• WHAT TO WORK ON
Wherever the word "blot" occurs in the listing below, copy that whole line.

• MATERIAL FOR THIS TASK
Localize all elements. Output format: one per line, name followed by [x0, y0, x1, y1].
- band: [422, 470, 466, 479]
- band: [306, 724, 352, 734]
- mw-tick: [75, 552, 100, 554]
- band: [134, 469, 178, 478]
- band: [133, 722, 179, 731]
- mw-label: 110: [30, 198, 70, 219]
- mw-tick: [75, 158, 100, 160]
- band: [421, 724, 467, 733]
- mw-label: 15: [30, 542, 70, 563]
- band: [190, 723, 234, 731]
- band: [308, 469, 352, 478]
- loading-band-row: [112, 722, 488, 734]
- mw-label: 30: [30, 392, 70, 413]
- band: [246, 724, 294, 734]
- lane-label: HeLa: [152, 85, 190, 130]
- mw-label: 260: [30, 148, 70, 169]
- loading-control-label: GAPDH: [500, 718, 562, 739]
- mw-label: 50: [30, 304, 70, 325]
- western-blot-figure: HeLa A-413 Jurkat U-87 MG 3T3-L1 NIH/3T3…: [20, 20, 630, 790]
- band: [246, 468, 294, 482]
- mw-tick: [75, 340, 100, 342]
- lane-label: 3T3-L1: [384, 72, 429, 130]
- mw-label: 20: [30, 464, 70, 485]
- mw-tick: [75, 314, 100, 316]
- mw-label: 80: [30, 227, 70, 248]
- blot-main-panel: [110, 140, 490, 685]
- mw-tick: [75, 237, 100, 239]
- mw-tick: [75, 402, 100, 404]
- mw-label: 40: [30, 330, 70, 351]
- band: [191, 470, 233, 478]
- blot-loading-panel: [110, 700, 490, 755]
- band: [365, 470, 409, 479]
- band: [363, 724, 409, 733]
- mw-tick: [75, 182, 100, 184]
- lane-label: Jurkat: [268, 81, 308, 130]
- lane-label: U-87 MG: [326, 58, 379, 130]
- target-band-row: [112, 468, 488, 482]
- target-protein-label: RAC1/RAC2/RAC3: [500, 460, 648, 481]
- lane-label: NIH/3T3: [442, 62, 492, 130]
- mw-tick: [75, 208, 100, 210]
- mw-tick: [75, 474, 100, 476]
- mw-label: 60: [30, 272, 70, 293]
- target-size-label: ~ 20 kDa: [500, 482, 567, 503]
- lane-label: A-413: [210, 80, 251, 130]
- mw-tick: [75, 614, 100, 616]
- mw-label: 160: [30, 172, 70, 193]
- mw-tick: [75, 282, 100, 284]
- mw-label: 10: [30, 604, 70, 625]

• RESPONSE TO THE TASK
- western-blot-figure: HeLa A-413 Jurkat U-87 MG 3T3-L1 NIH/3T3…: [20, 20, 630, 790]
- blot-main-panel: [110, 140, 490, 685]
- blot-loading-panel: [110, 700, 490, 755]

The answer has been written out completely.